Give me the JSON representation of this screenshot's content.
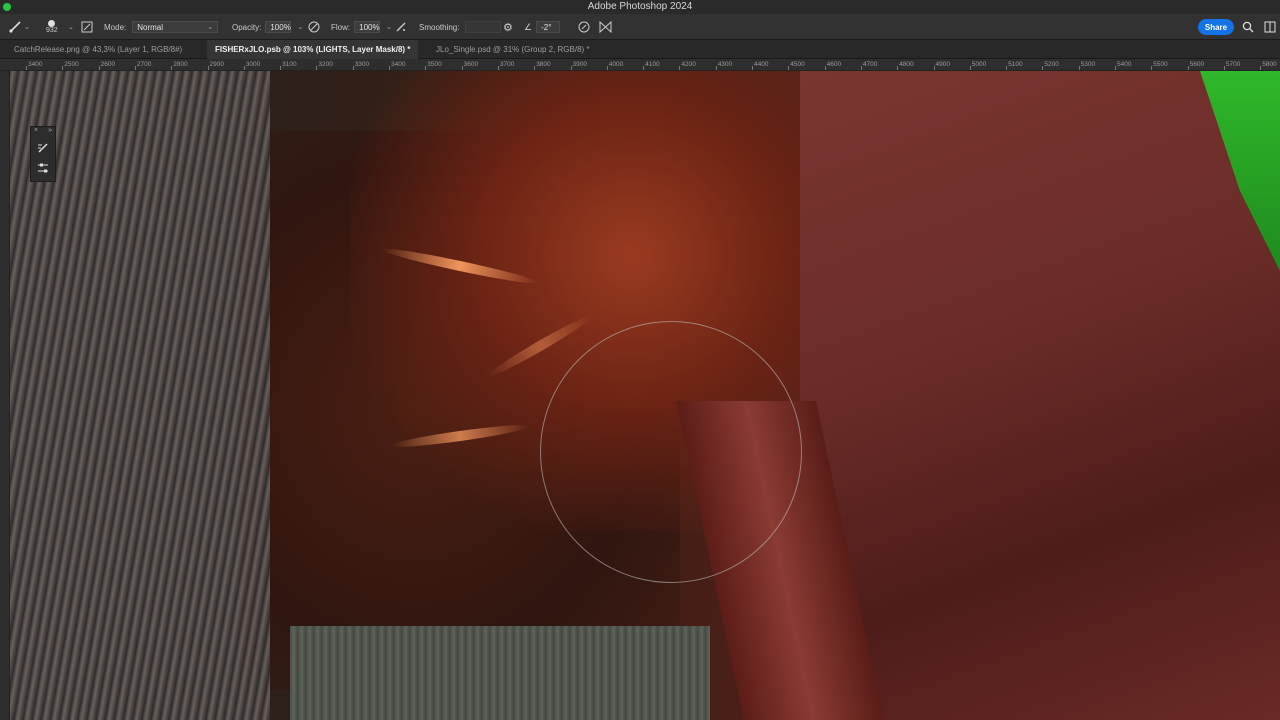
{
  "window": {
    "title": "Adobe Photoshop 2024"
  },
  "options_bar": {
    "brush_size": "932",
    "mode_label": "Mode:",
    "mode_value": "Normal",
    "opacity_label": "Opacity:",
    "opacity_value": "100%",
    "flow_label": "Flow:",
    "flow_value": "100%",
    "smoothing_label": "Smoothing:",
    "smoothing_value": "",
    "angle_value": "-2°",
    "share_label": "Share"
  },
  "tabs": [
    {
      "label": "CatchRelease.png @ 43,3% (Layer 1, RGB/8#)",
      "active": false
    },
    {
      "label": "FISHERxJLO.psb @ 103% (LIGHTS, Layer Mask/8) *",
      "active": true
    },
    {
      "label": "JLo_Single.psd @ 31% (Group 2, RGB/8) *",
      "active": false
    }
  ],
  "ruler": {
    "labels": [
      "3400",
      "2500",
      "2600",
      "2700",
      "2800",
      "2900",
      "3000",
      "3100",
      "3200",
      "3300",
      "3400",
      "3500",
      "3600",
      "3700",
      "3800",
      "3900",
      "4000",
      "4100",
      "4200",
      "4300",
      "4400",
      "4500",
      "4600",
      "4700",
      "4800",
      "4900",
      "5000",
      "5100",
      "5200",
      "5300",
      "5400",
      "5500",
      "5600",
      "5700",
      "5800"
    ]
  },
  "icons": {
    "brush_tool": "brush-icon",
    "search": "search-icon",
    "workspace": "panel-icon"
  }
}
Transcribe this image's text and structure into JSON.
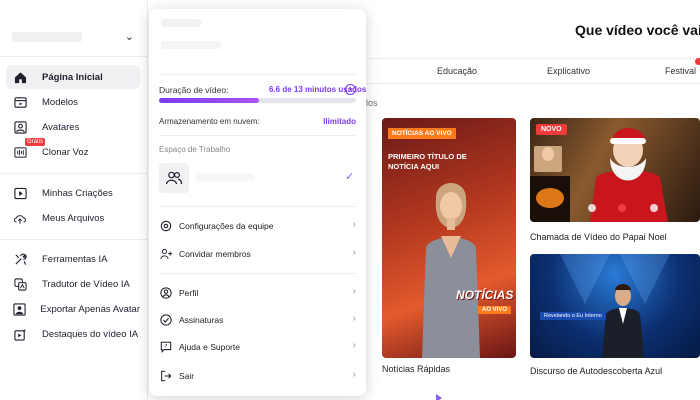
{
  "sidebar": {
    "items": [
      {
        "label": "Página Inicial",
        "icon": "home-icon"
      },
      {
        "label": "Modelos",
        "icon": "templates-icon"
      },
      {
        "label": "Avatares",
        "icon": "avatar-icon"
      },
      {
        "label": "Clonar Voz",
        "icon": "voice-clone-icon",
        "badge": "Grátis"
      },
      {
        "label": "Minhas Criações",
        "icon": "creations-icon"
      },
      {
        "label": "Meus Arquivos",
        "icon": "upload-icon"
      },
      {
        "label": "Ferramentas IA",
        "icon": "tools-icon"
      },
      {
        "label": "Tradutor de Vídeo IA",
        "icon": "translate-icon"
      },
      {
        "label": "Exportar Apenas Avatar",
        "icon": "export-avatar-icon"
      },
      {
        "label": "Destaques do vídeo IA",
        "icon": "highlights-icon"
      }
    ]
  },
  "main": {
    "title": "Que vídeo você vai",
    "tabs": [
      "Educação",
      "Explicativo",
      "Festival"
    ],
    "section_tail": "los",
    "cards": [
      {
        "caption": "Notícias Rápidas",
        "tag_live": "NOTÍCIAS AO VIVO",
        "headline": "PRIMEIRO TÍTULO DE NOTÍCIA AQUI",
        "big_text": "NOTÍCIAS",
        "live_badge": "AO VIVO"
      },
      {
        "caption": "Chamada de Vídeo do Papai Noel",
        "badge": "NOVO"
      },
      {
        "caption": "Discurso de Autodescoberta Azul",
        "banner": "Revelando o Eu Interno"
      }
    ]
  },
  "dropdown": {
    "video_duration_label": "Duração de vídeo:",
    "video_duration_value": "6.6 de 13 minutos usados",
    "video_duration_used_fraction": 0.508,
    "cloud_storage_label": "Armazenamento em nuvem:",
    "cloud_storage_value": "Ilimitado",
    "workspace_label": "Espaço de Trabalho",
    "menu_items": [
      {
        "label": "Configurações da equipe",
        "icon": "settings-icon"
      },
      {
        "label": "Convidar membros",
        "icon": "invite-members-icon"
      },
      {
        "label": "Perfil",
        "icon": "profile-icon"
      },
      {
        "label": "Assinaturas",
        "icon": "subscription-icon"
      },
      {
        "label": "Ajuda e Suporte",
        "icon": "help-icon"
      },
      {
        "label": "Sair",
        "icon": "logout-icon"
      }
    ]
  },
  "colors": {
    "accent": "#7c3aed",
    "badge_red": "#ef3b3b"
  }
}
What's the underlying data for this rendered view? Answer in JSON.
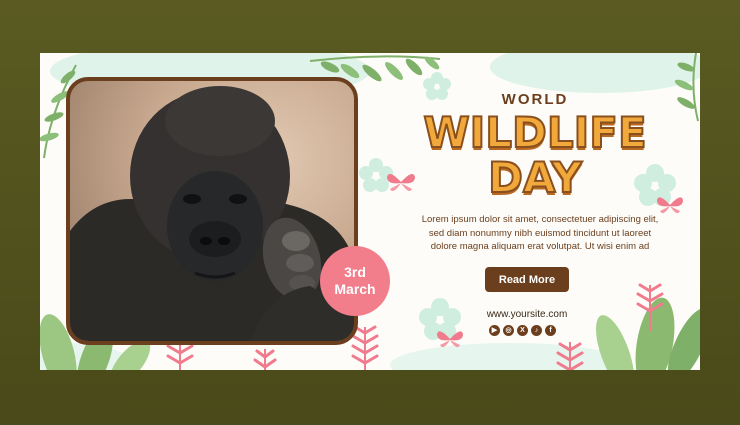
{
  "banner": {
    "title_top": "WORLD",
    "title_line1": "WILDLIFE",
    "title_line2": "DAY",
    "body_line1": "Lorem ipsum dolor sit amet, consectetuer adipiscing elit,",
    "body_line2": "sed diam nonummy nibh euismod tincidunt ut laoreet",
    "body_line3": "dolore magna aliquam erat volutpat. Ut wisi enim ad",
    "cta_label": "Read More",
    "website": "www.yoursite.com",
    "date_day": "3rd",
    "date_month": "March"
  },
  "socials": [
    {
      "name": "youtube-icon",
      "glyph": "▶"
    },
    {
      "name": "instagram-icon",
      "glyph": "◎"
    },
    {
      "name": "x-icon",
      "glyph": "X"
    },
    {
      "name": "tiktok-icon",
      "glyph": "♪"
    },
    {
      "name": "facebook-icon",
      "glyph": "f"
    }
  ],
  "colors": {
    "brown": "#6b3f1e",
    "title_orange": "#f2a93b",
    "badge_pink": "#f27d8b",
    "leaf_green": "#7fb069",
    "mint": "#cfeee0",
    "butterfly_pink": "#f07b8d"
  }
}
——
What is required —
Write the lines from the line containing "What's the underlying" through the last line of the data out again exactly, and only those lines; pictures stay out.

Solution to the exercise —
What's the underlying data for this rendered view? Answer in JSON.
{
  "banner": {
    "title_top": "WORLD",
    "title_line1": "WILDLIFE",
    "title_line2": "DAY",
    "body_line1": "Lorem ipsum dolor sit amet, consectetuer adipiscing elit,",
    "body_line2": "sed diam nonummy nibh euismod tincidunt ut laoreet",
    "body_line3": "dolore magna aliquam erat volutpat. Ut wisi enim ad",
    "cta_label": "Read More",
    "website": "www.yoursite.com",
    "date_day": "3rd",
    "date_month": "March"
  },
  "socials": [
    {
      "name": "youtube-icon",
      "glyph": "▶"
    },
    {
      "name": "instagram-icon",
      "glyph": "◎"
    },
    {
      "name": "x-icon",
      "glyph": "X"
    },
    {
      "name": "tiktok-icon",
      "glyph": "♪"
    },
    {
      "name": "facebook-icon",
      "glyph": "f"
    }
  ],
  "colors": {
    "brown": "#6b3f1e",
    "title_orange": "#f2a93b",
    "badge_pink": "#f27d8b",
    "leaf_green": "#7fb069",
    "mint": "#cfeee0",
    "butterfly_pink": "#f07b8d"
  }
}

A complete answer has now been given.